TASK GOAL: Identify every line in the records below that contains the word "link", and reproduce each one.

(Extracted data entries)
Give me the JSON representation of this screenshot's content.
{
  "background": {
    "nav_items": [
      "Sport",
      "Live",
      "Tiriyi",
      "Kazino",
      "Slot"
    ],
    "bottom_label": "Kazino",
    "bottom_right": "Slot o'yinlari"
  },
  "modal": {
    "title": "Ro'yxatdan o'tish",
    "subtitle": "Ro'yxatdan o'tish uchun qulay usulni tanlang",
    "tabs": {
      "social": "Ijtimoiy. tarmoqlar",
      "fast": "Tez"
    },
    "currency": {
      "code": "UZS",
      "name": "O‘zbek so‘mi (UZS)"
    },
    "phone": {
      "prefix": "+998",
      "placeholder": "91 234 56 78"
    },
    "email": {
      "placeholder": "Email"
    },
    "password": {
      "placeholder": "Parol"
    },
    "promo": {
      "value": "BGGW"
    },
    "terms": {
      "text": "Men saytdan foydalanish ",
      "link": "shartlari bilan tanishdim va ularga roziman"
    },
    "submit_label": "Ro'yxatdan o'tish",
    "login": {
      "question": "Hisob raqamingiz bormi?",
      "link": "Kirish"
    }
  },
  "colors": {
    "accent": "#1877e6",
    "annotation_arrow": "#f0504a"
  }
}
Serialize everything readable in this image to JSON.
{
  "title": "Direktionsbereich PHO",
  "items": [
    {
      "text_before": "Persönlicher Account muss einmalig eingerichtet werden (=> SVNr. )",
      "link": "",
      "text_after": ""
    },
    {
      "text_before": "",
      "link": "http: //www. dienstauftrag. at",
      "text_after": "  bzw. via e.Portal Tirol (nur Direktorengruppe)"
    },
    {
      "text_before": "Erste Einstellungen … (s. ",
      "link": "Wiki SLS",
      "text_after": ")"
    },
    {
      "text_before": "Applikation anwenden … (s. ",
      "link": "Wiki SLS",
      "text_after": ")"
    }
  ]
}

FINAL RESULT:
      "link": "shartlari bilan tanishdim va ularga roziman"
      "link": "Kirish"
      "link": "",
      "link": "http: //www. dienstauftrag. at",
      "link": "Wiki SLS",
      "link": "Wiki SLS",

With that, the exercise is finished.